**EXERCISE DESCRIPTION:**
For the data below, count the lines that have the string "secondo" and state that number by itself.

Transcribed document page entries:

- Opening Delimiter -

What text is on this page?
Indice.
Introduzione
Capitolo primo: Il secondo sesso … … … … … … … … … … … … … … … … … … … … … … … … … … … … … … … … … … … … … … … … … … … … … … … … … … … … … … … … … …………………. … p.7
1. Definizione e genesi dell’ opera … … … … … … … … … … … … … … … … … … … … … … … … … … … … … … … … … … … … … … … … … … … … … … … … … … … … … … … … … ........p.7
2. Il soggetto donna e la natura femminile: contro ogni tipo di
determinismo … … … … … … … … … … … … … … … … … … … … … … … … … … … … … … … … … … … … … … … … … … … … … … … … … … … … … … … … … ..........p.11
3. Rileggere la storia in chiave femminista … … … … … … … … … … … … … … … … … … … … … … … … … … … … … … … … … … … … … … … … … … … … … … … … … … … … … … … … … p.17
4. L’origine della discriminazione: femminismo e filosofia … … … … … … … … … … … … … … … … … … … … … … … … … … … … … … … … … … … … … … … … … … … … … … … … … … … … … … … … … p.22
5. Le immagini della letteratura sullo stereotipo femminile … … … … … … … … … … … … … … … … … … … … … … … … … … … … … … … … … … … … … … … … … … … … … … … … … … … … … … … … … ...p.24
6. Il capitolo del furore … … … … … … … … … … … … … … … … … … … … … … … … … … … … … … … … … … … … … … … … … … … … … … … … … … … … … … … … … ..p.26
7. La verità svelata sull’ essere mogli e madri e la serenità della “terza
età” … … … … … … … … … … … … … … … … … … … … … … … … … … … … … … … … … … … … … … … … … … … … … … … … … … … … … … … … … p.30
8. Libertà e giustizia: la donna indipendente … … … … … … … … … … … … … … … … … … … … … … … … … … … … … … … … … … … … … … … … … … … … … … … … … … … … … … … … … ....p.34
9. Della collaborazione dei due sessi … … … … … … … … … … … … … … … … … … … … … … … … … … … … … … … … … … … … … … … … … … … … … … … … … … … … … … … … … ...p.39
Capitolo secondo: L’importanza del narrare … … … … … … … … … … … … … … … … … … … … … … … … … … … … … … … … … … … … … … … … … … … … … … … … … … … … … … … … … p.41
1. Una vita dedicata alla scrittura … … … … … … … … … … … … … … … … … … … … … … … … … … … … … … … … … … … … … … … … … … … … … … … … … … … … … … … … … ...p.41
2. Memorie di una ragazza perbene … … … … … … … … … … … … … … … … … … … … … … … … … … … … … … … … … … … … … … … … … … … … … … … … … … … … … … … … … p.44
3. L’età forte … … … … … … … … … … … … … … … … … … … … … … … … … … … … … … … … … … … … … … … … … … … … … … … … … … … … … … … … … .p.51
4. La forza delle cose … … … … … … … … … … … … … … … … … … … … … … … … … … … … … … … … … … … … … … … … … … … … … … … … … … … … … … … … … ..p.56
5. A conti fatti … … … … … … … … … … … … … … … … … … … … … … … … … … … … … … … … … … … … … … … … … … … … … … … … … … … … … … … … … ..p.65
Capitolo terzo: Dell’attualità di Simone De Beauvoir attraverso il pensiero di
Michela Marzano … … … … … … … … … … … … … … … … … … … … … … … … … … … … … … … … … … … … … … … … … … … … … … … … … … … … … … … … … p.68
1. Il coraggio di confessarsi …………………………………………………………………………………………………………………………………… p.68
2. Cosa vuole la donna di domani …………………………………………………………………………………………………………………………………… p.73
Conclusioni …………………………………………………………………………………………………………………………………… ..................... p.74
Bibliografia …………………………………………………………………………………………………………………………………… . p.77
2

- Closing Delimiter -
- Opening Delimiter -

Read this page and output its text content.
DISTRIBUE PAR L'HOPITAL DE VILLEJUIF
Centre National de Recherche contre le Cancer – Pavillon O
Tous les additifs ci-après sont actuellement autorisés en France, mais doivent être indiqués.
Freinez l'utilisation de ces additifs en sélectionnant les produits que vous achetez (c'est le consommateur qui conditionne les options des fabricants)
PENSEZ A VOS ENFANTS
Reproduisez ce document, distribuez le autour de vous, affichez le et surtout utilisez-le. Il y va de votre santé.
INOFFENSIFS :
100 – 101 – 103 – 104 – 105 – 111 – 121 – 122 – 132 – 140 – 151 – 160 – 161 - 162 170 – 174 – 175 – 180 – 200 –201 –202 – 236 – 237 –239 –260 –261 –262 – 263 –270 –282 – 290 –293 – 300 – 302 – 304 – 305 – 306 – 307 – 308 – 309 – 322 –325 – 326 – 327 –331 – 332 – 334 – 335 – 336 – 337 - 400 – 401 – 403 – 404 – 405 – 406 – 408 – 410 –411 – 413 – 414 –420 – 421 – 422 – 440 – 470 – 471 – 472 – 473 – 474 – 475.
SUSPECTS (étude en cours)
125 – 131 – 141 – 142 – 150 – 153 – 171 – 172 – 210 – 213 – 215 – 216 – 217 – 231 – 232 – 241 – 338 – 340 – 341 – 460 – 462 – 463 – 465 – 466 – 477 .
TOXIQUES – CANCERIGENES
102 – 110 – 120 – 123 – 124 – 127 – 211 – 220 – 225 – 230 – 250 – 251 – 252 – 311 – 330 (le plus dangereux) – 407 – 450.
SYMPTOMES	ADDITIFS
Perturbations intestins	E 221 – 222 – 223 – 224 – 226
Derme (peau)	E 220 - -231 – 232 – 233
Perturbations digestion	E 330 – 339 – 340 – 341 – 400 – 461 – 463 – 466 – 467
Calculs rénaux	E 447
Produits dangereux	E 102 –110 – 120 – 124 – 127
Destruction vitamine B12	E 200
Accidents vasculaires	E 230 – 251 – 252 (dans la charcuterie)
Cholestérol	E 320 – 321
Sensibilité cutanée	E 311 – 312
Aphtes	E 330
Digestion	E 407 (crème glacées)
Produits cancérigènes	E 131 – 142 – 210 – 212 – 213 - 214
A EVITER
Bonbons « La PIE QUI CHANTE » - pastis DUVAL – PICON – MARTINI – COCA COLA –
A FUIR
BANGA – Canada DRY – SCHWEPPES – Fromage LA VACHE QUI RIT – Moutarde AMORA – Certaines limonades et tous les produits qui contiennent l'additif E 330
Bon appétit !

- Closing Delimiter -

**ANSWER FOR THE TASK:**
2